Stated exercise - Exactly repeat all the records below, omitting the images they hold.

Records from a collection
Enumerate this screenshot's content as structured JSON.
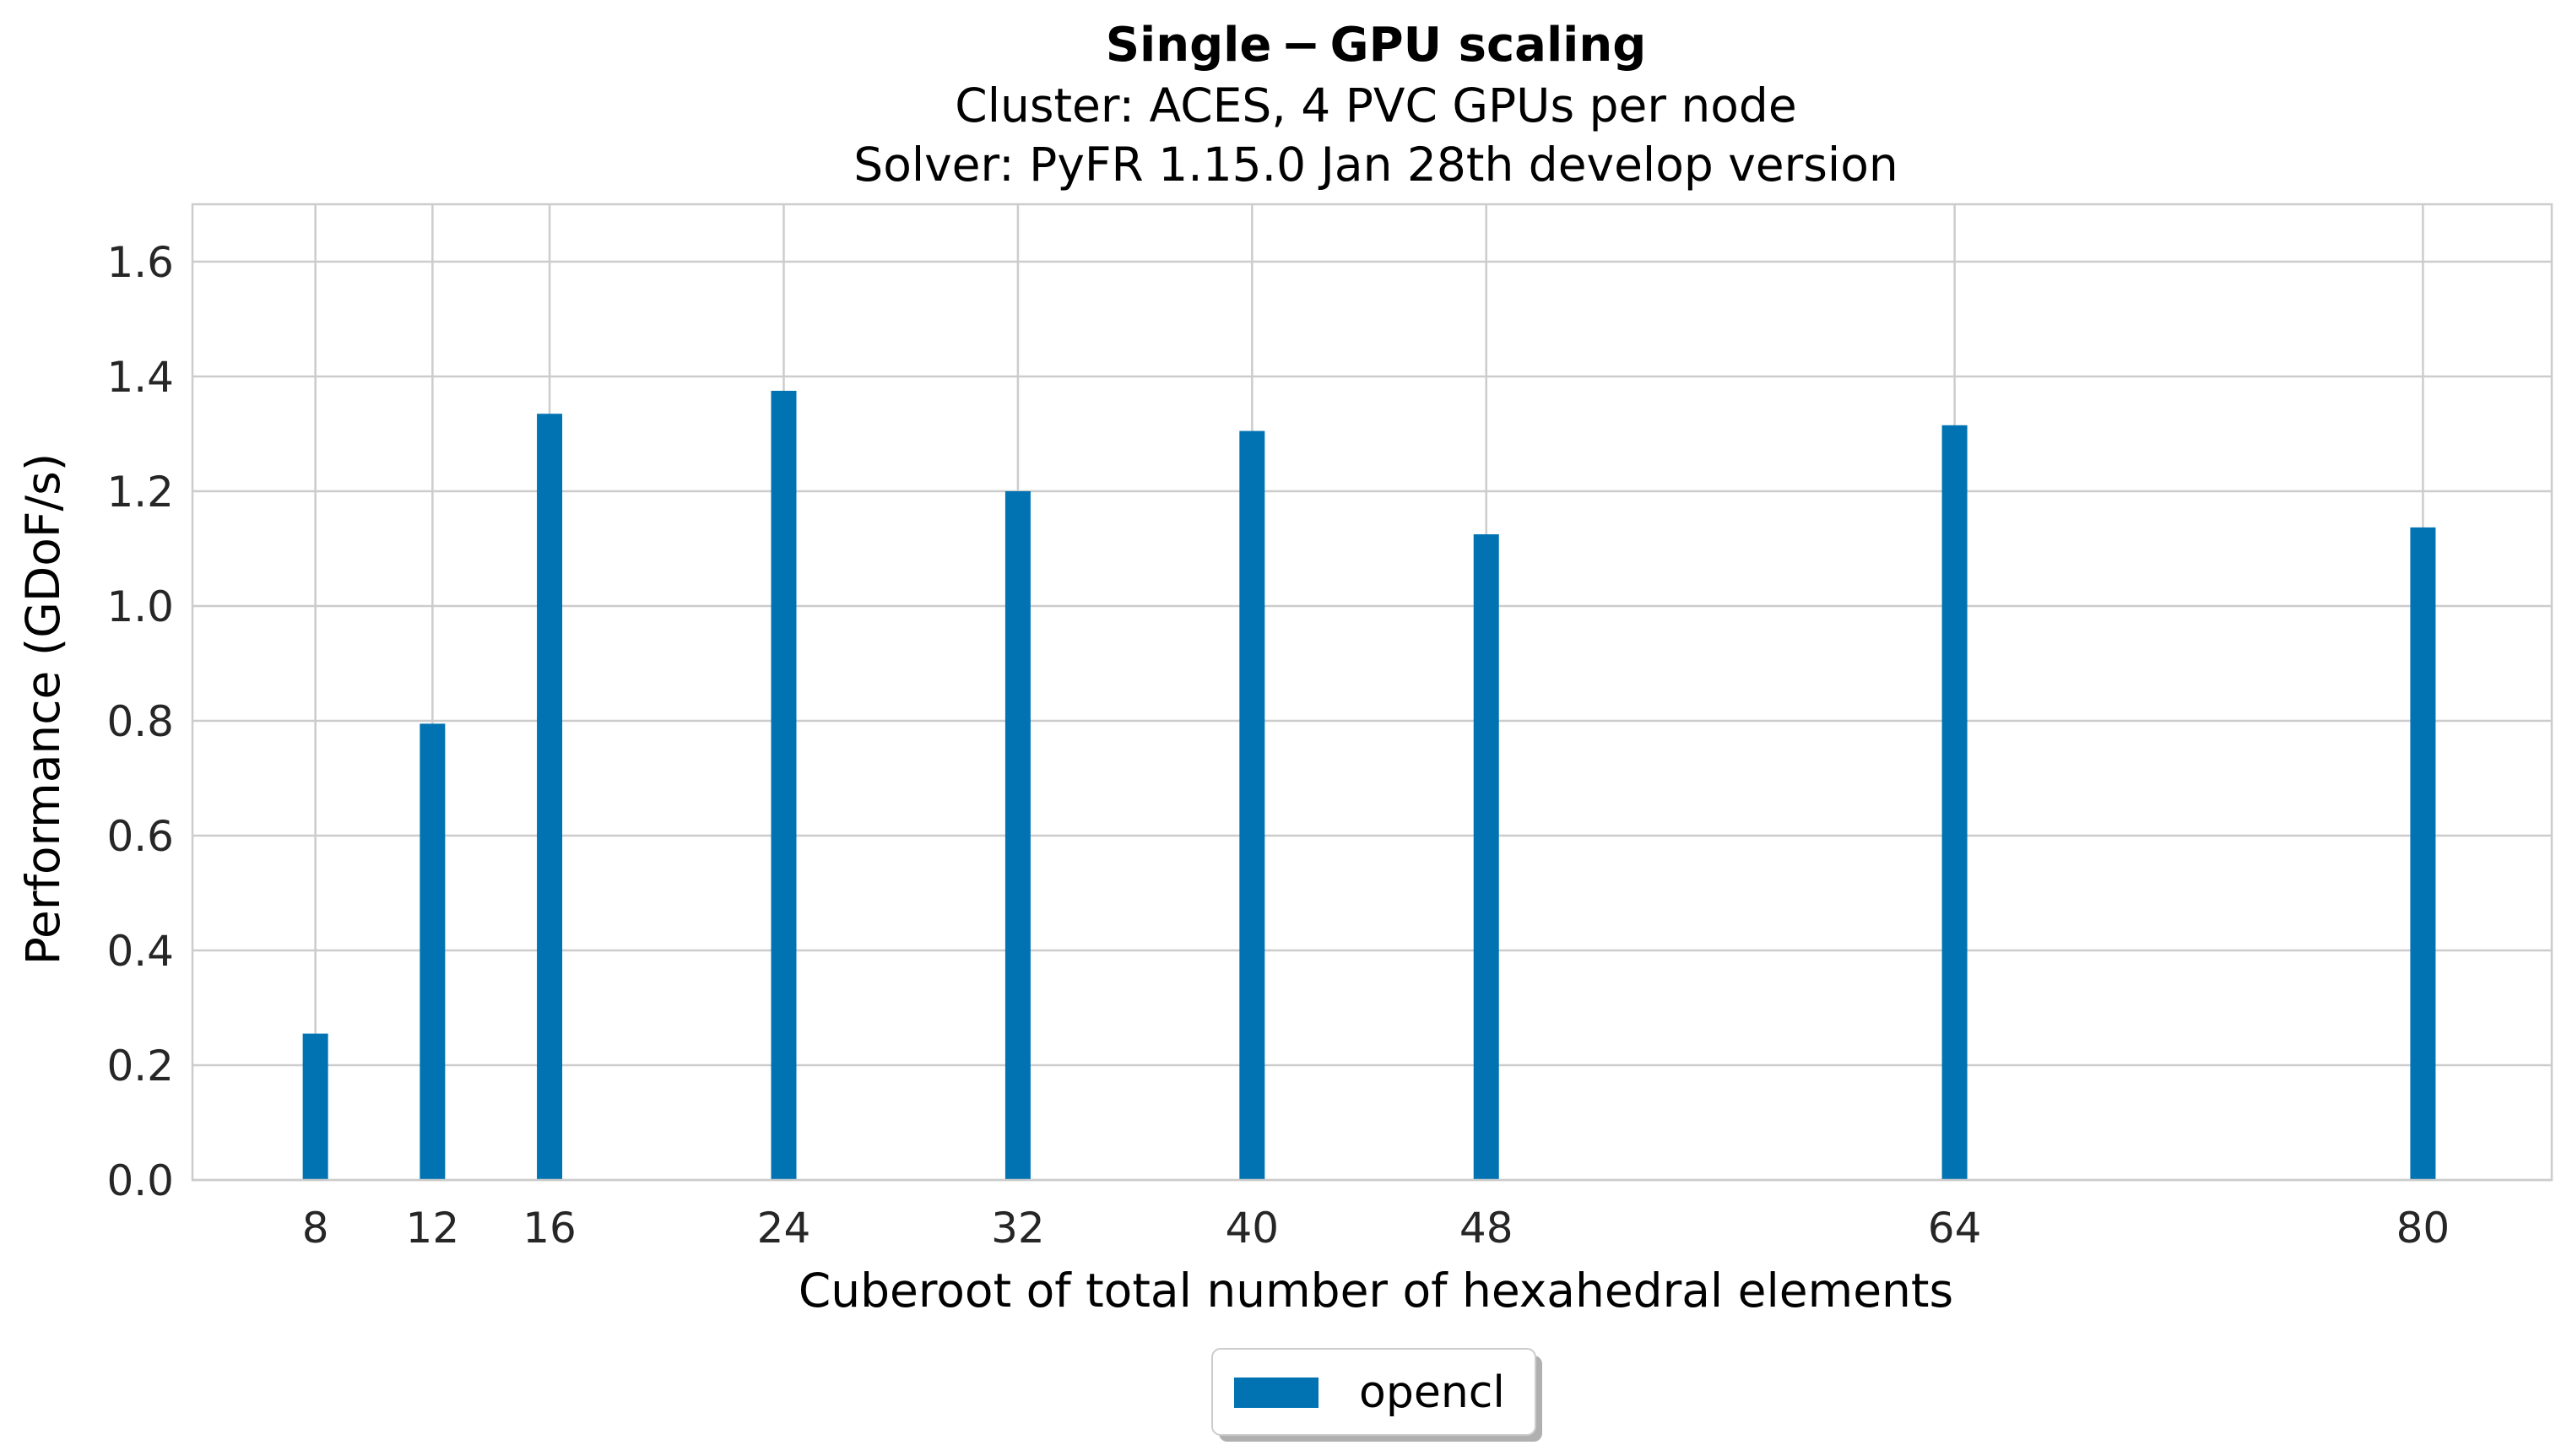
{
  "chart_data": {
    "type": "bar",
    "title": "Single − GPU scaling",
    "subtitle_lines": [
      "Cluster: ACES, 4 PVC GPUs per node",
      "Solver: PyFR 1.15.0 Jan 28th develop version"
    ],
    "xlabel": "Cuberoot of total number of hexahedral elements",
    "ylabel": "Performance (GDoF/s)",
    "x": [
      8,
      12,
      16,
      24,
      32,
      40,
      48,
      64,
      80
    ],
    "x_tick_labels": [
      "8",
      "12",
      "16",
      "24",
      "32",
      "40",
      "48",
      "64",
      "80"
    ],
    "xlim": [
      3.8,
      84.4
    ],
    "ylim": [
      0,
      1.7
    ],
    "y_ticks": [
      0.0,
      0.2,
      0.4,
      0.6,
      0.8,
      1.0,
      1.2,
      1.4,
      1.6
    ],
    "y_tick_labels": [
      "0.0",
      "0.2",
      "0.4",
      "0.6",
      "0.8",
      "1.0",
      "1.2",
      "1.4",
      "1.6"
    ],
    "series": [
      {
        "name": "opencl",
        "color": "#0173b2",
        "values": [
          0.255,
          0.795,
          1.335,
          1.375,
          1.2,
          1.305,
          1.125,
          1.315,
          1.137
        ]
      }
    ],
    "grid": true,
    "legend_placement": "bottom-center"
  }
}
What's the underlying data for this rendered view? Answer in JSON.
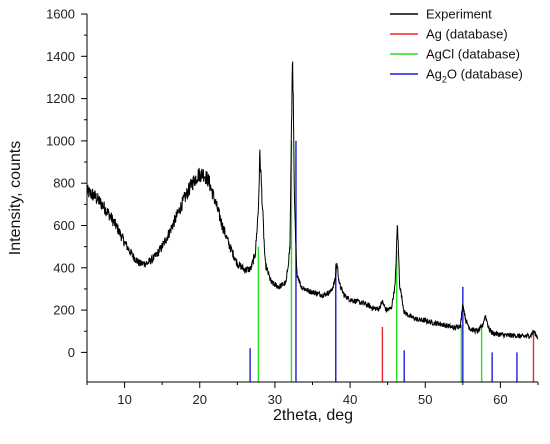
{
  "chart_data": {
    "type": "line",
    "xlabel": "2theta, deg",
    "ylabel": "Intensity, counts",
    "xlim": [
      5,
      65
    ],
    "ylim": [
      -140,
      1600
    ],
    "x_ticks": [
      10,
      20,
      30,
      40,
      50,
      60
    ],
    "y_ticks": [
      0,
      200,
      400,
      600,
      800,
      1000,
      1200,
      1400,
      1600
    ],
    "grid": false,
    "legend_position": "top-right",
    "legend": [
      {
        "label": "Experiment",
        "color": "#000000"
      },
      {
        "label": "Ag (database)",
        "color": "#e8262c"
      },
      {
        "label": "AgCl (database)",
        "color": "#26e026"
      },
      {
        "label_parts": [
          "Ag",
          "2",
          "O (database)"
        ],
        "label": "Ag2O (database)",
        "color": "#1f1fd6"
      }
    ],
    "series": [
      {
        "name": "Experiment",
        "color": "#000000",
        "x": [
          5,
          6,
          7,
          8,
          9,
          10,
          11,
          12,
          13,
          14,
          15,
          16,
          17,
          18,
          19,
          19.8,
          20.5,
          21.2,
          22,
          23,
          24,
          25,
          26,
          26.8,
          27.4,
          27.8,
          28.0,
          28.3,
          28.7,
          29.5,
          30.5,
          31.5,
          32.0,
          32.35,
          32.6,
          32.9,
          33.5,
          34.5,
          35.5,
          36.5,
          37.5,
          38.0,
          38.25,
          38.6,
          39.2,
          40,
          41,
          42,
          43,
          43.8,
          44.3,
          44.8,
          45.5,
          46.0,
          46.3,
          46.6,
          47.2,
          48,
          49,
          50,
          51,
          52,
          53,
          54,
          54.7,
          55.0,
          55.4,
          56,
          57,
          57.6,
          58.0,
          58.5,
          59,
          60,
          61,
          62,
          63,
          64,
          64.4,
          65
        ],
        "y": [
          760,
          740,
          700,
          650,
          590,
          520,
          460,
          420,
          420,
          450,
          500,
          570,
          650,
          730,
          800,
          840,
          845,
          810,
          720,
          600,
          500,
          420,
          390,
          395,
          470,
          680,
          940,
          720,
          420,
          330,
          310,
          330,
          500,
          1440,
          700,
          380,
          310,
          290,
          280,
          270,
          290,
          340,
          420,
          320,
          270,
          250,
          240,
          230,
          210,
          205,
          240,
          200,
          210,
          320,
          610,
          320,
          190,
          170,
          155,
          150,
          140,
          135,
          125,
          115,
          130,
          230,
          150,
          110,
          100,
          125,
          175,
          110,
          90,
          85,
          80,
          80,
          75,
          80,
          100,
          70
        ]
      }
    ],
    "reference_sticks": [
      {
        "name": "Ag (database)",
        "color": "#e8262c",
        "x": [
          38.1,
          44.3,
          64.4
        ],
        "y": [
          420,
          120,
          100
        ]
      },
      {
        "name": "AgCl (database)",
        "color": "#26e026",
        "x": [
          27.8,
          32.2,
          46.2,
          54.8,
          57.5
        ],
        "y": [
          500,
          1000,
          480,
          130,
          130
        ]
      },
      {
        "name": "Ag2O (database)",
        "color": "#1f1fd6",
        "x": [
          26.7,
          32.8,
          38.1,
          47.2,
          55.0,
          58.9,
          62.2
        ],
        "y": [
          20,
          1000,
          410,
          10,
          310,
          0,
          0
        ]
      }
    ]
  }
}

The answer -
Enumerate this screenshot's content as structured JSON.
{
  "chart_data": {
    "type": "bar",
    "title": "Single − GPU scaling",
    "subtitle_lines": [
      "Cluster: ACES, 4 PVC GPUs per node",
      "Solver: PyFR 1.15.0 Jan 28th develop version"
    ],
    "xlabel": "Cuberoot of total number of hexahedral elements",
    "ylabel": "Performance (GDoF/s)",
    "x": [
      8,
      12,
      16,
      24,
      32,
      40,
      48,
      64,
      80
    ],
    "x_tick_labels": [
      "8",
      "12",
      "16",
      "24",
      "32",
      "40",
      "48",
      "64",
      "80"
    ],
    "xlim": [
      3.8,
      84.4
    ],
    "ylim": [
      0,
      1.7
    ],
    "y_ticks": [
      0.0,
      0.2,
      0.4,
      0.6,
      0.8,
      1.0,
      1.2,
      1.4,
      1.6
    ],
    "y_tick_labels": [
      "0.0",
      "0.2",
      "0.4",
      "0.6",
      "0.8",
      "1.0",
      "1.2",
      "1.4",
      "1.6"
    ],
    "series": [
      {
        "name": "opencl",
        "color": "#0173b2",
        "values": [
          0.255,
          0.795,
          1.335,
          1.375,
          1.2,
          1.305,
          1.125,
          1.315,
          1.137
        ]
      }
    ],
    "grid": true,
    "legend_placement": "bottom-center"
  }
}
What's the underlying data for this rendered view? Answer in JSON.
{
  "chart_data": {
    "type": "line",
    "xlabel": "2theta, deg",
    "ylabel": "Intensity, counts",
    "xlim": [
      5,
      65
    ],
    "ylim": [
      -140,
      1600
    ],
    "x_ticks": [
      10,
      20,
      30,
      40,
      50,
      60
    ],
    "y_ticks": [
      0,
      200,
      400,
      600,
      800,
      1000,
      1200,
      1400,
      1600
    ],
    "grid": false,
    "legend_position": "top-right",
    "legend": [
      {
        "label": "Experiment",
        "color": "#000000"
      },
      {
        "label": "Ag (database)",
        "color": "#e8262c"
      },
      {
        "label": "AgCl (database)",
        "color": "#26e026"
      },
      {
        "label_parts": [
          "Ag",
          "2",
          "O (database)"
        ],
        "label": "Ag2O (database)",
        "color": "#1f1fd6"
      }
    ],
    "series": [
      {
        "name": "Experiment",
        "color": "#000000",
        "x": [
          5,
          6,
          7,
          8,
          9,
          10,
          11,
          12,
          13,
          14,
          15,
          16,
          17,
          18,
          19,
          19.8,
          20.5,
          21.2,
          22,
          23,
          24,
          25,
          26,
          26.8,
          27.4,
          27.8,
          28.0,
          28.3,
          28.7,
          29.5,
          30.5,
          31.5,
          32.0,
          32.35,
          32.6,
          32.9,
          33.5,
          34.5,
          35.5,
          36.5,
          37.5,
          38.0,
          38.25,
          38.6,
          39.2,
          40,
          41,
          42,
          43,
          43.8,
          44.3,
          44.8,
          45.5,
          46.0,
          46.3,
          46.6,
          47.2,
          48,
          49,
          50,
          51,
          52,
          53,
          54,
          54.7,
          55.0,
          55.4,
          56,
          57,
          57.6,
          58.0,
          58.5,
          59,
          60,
          61,
          62,
          63,
          64,
          64.4,
          65
        ],
        "y": [
          760,
          740,
          700,
          650,
          590,
          520,
          460,
          420,
          420,
          450,
          500,
          570,
          650,
          730,
          800,
          840,
          845,
          810,
          720,
          600,
          500,
          420,
          390,
          395,
          470,
          680,
          940,
          720,
          420,
          330,
          310,
          330,
          500,
          1440,
          700,
          380,
          310,
          290,
          280,
          270,
          290,
          340,
          420,
          320,
          270,
          250,
          240,
          230,
          210,
          205,
          240,
          200,
          210,
          320,
          610,
          320,
          190,
          170,
          155,
          150,
          140,
          135,
          125,
          115,
          130,
          230,
          150,
          110,
          100,
          125,
          175,
          110,
          90,
          85,
          80,
          80,
          75,
          80,
          100,
          70
        ]
      }
    ],
    "reference_sticks": [
      {
        "name": "Ag (database)",
        "color": "#e8262c",
        "x": [
          38.1,
          44.3,
          64.4
        ],
        "y": [
          420,
          120,
          100
        ]
      },
      {
        "name": "AgCl (database)",
        "color": "#26e026",
        "x": [
          27.8,
          32.2,
          46.2,
          54.8,
          57.5
        ],
        "y": [
          500,
          1000,
          480,
          130,
          130
        ]
      },
      {
        "name": "Ag2O (database)",
        "color": "#1f1fd6",
        "x": [
          26.7,
          32.8,
          38.1,
          47.2,
          55.0,
          58.9,
          62.2
        ],
        "y": [
          20,
          1000,
          410,
          10,
          310,
          0,
          0
        ]
      }
    ]
  }
}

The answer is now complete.